─── DATA EXTRACT
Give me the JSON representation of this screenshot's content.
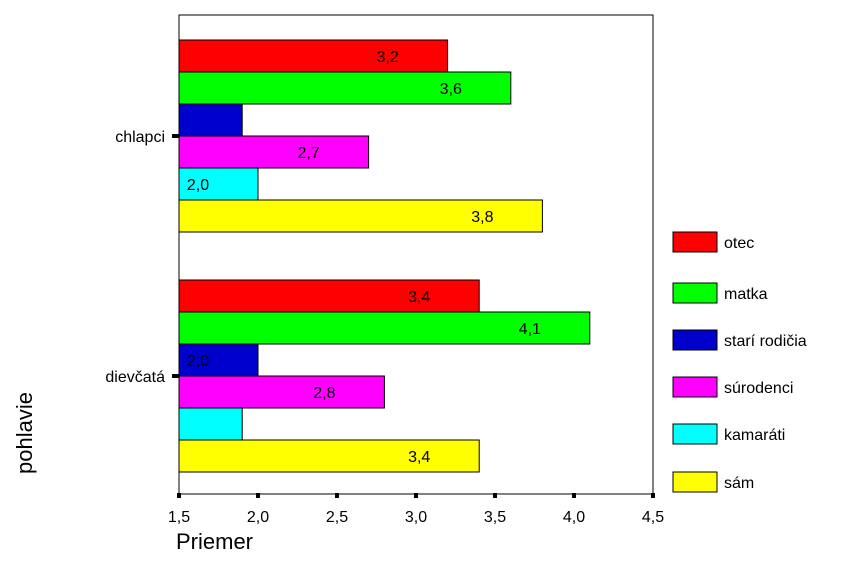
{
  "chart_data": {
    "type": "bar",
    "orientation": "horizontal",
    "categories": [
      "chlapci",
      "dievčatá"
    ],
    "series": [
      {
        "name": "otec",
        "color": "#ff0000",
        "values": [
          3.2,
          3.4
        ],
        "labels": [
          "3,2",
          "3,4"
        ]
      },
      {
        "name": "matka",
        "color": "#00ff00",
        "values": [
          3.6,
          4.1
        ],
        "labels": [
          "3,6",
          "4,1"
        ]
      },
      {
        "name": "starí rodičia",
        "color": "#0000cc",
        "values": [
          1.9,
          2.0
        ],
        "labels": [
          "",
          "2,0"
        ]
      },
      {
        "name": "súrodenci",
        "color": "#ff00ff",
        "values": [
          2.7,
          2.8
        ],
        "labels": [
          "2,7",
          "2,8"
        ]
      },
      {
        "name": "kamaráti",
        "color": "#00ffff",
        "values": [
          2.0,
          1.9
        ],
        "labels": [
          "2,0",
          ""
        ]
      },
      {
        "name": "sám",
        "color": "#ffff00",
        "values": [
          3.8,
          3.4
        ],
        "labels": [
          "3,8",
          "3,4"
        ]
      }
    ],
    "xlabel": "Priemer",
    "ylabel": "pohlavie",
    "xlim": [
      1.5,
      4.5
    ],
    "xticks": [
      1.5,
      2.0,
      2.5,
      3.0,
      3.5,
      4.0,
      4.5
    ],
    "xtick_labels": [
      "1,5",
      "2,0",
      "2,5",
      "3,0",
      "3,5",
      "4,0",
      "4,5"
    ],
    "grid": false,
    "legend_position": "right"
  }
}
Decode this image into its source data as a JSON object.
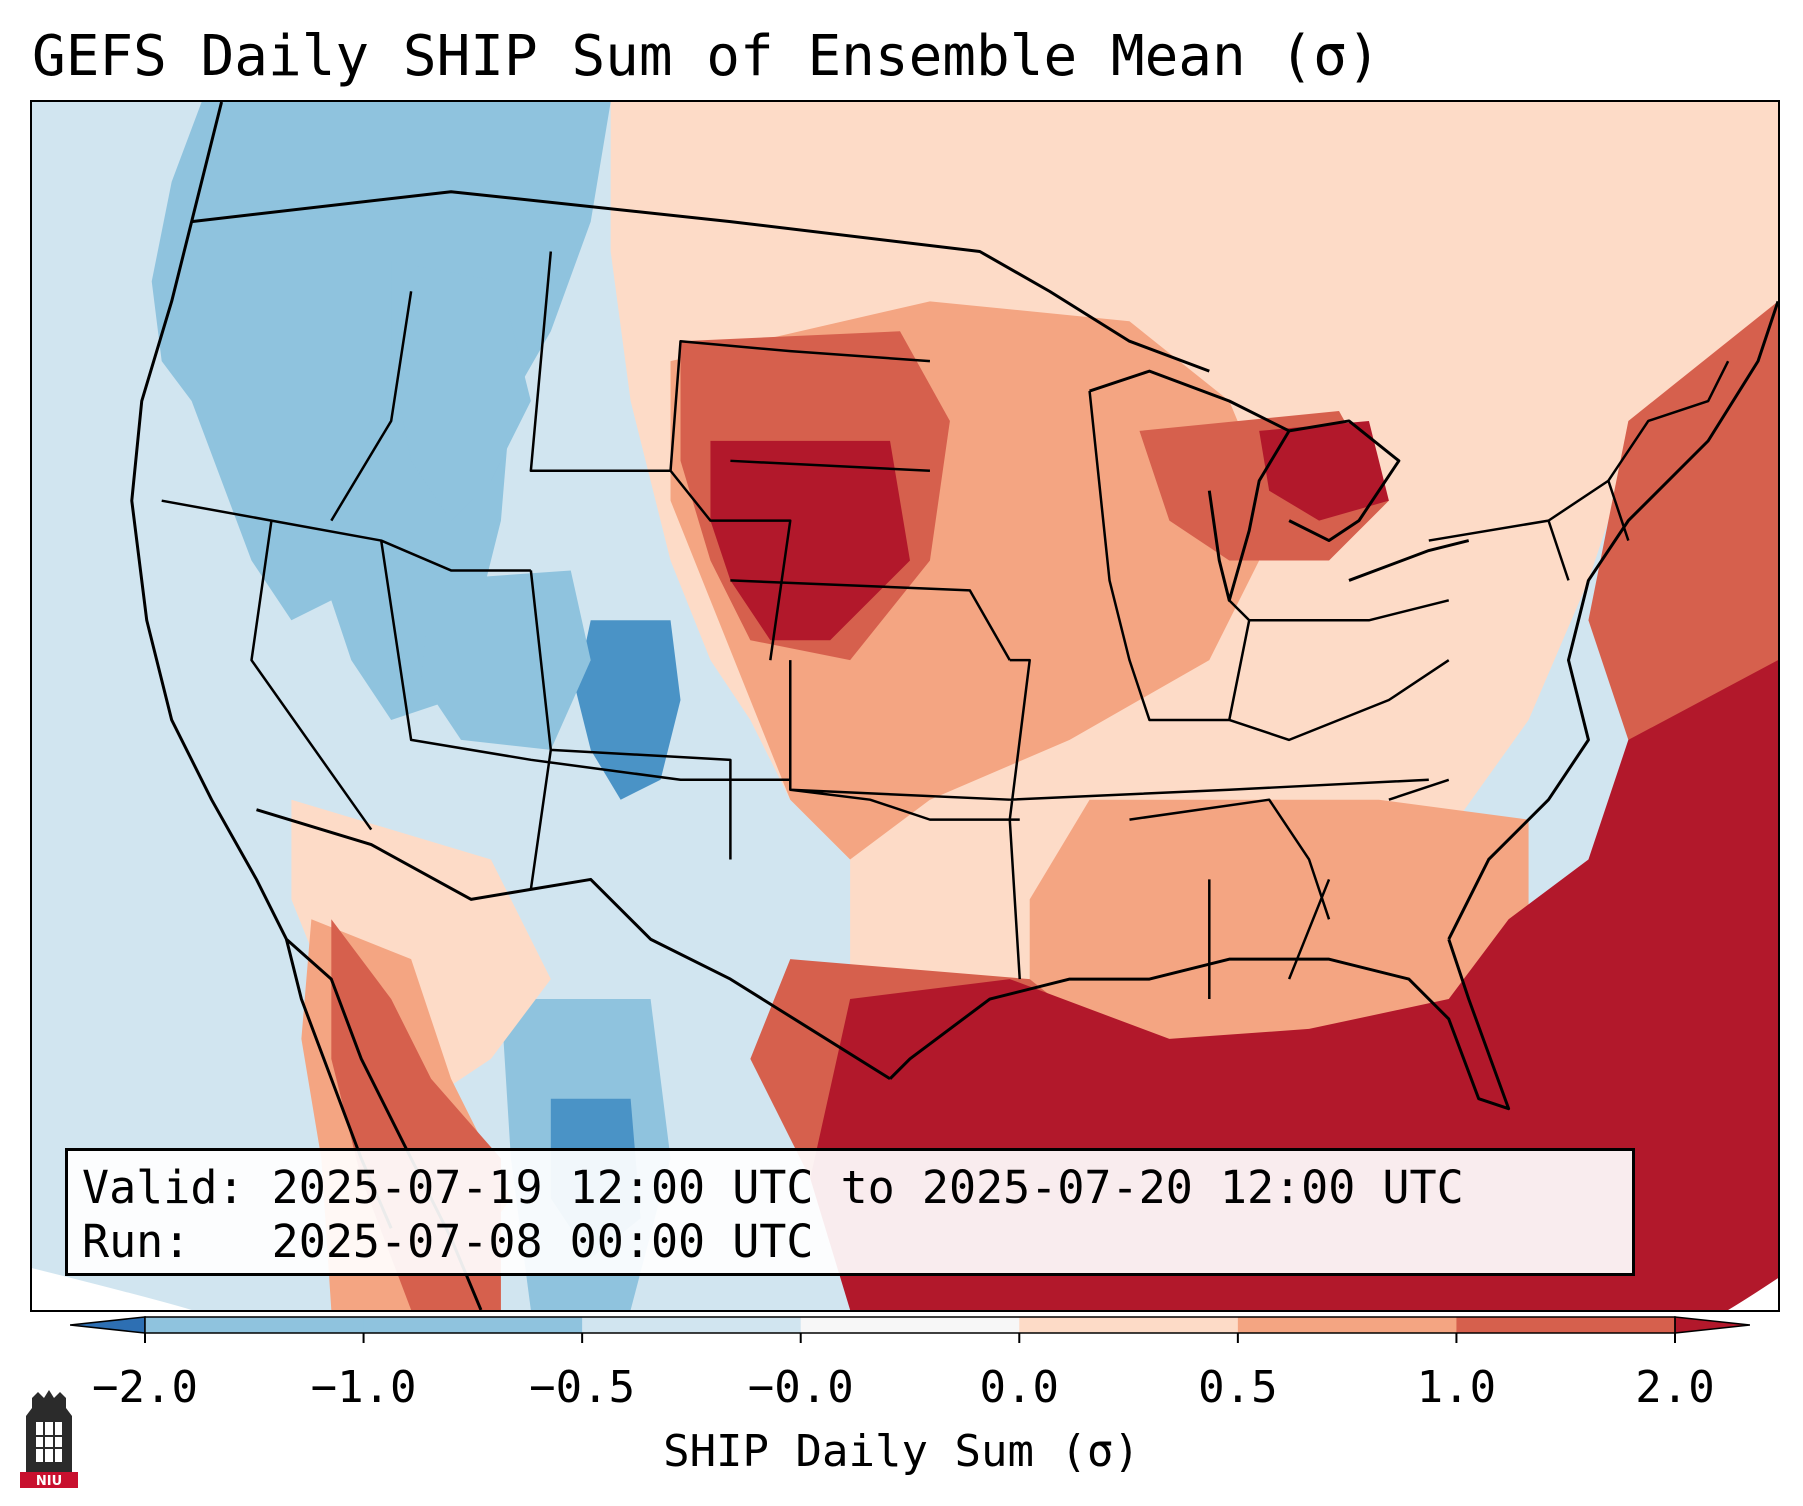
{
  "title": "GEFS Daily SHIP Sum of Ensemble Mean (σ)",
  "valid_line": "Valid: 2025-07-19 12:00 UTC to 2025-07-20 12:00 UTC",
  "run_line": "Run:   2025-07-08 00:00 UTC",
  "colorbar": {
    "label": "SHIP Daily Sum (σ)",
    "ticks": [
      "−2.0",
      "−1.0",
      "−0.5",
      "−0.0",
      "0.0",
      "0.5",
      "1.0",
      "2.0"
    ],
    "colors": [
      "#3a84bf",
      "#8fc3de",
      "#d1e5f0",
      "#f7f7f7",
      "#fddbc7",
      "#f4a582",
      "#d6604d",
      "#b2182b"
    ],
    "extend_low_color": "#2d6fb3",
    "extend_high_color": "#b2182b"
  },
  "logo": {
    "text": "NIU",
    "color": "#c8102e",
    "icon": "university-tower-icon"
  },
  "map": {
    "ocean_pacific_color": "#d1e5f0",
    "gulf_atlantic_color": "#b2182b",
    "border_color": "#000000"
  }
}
──────
In the records above, find the lines containing "SHIP" and copy them.

  "title": "GEFS Daily SHIP Sum of Ensemble Mean (σ)",
    "label": "SHIP Daily Sum (σ)",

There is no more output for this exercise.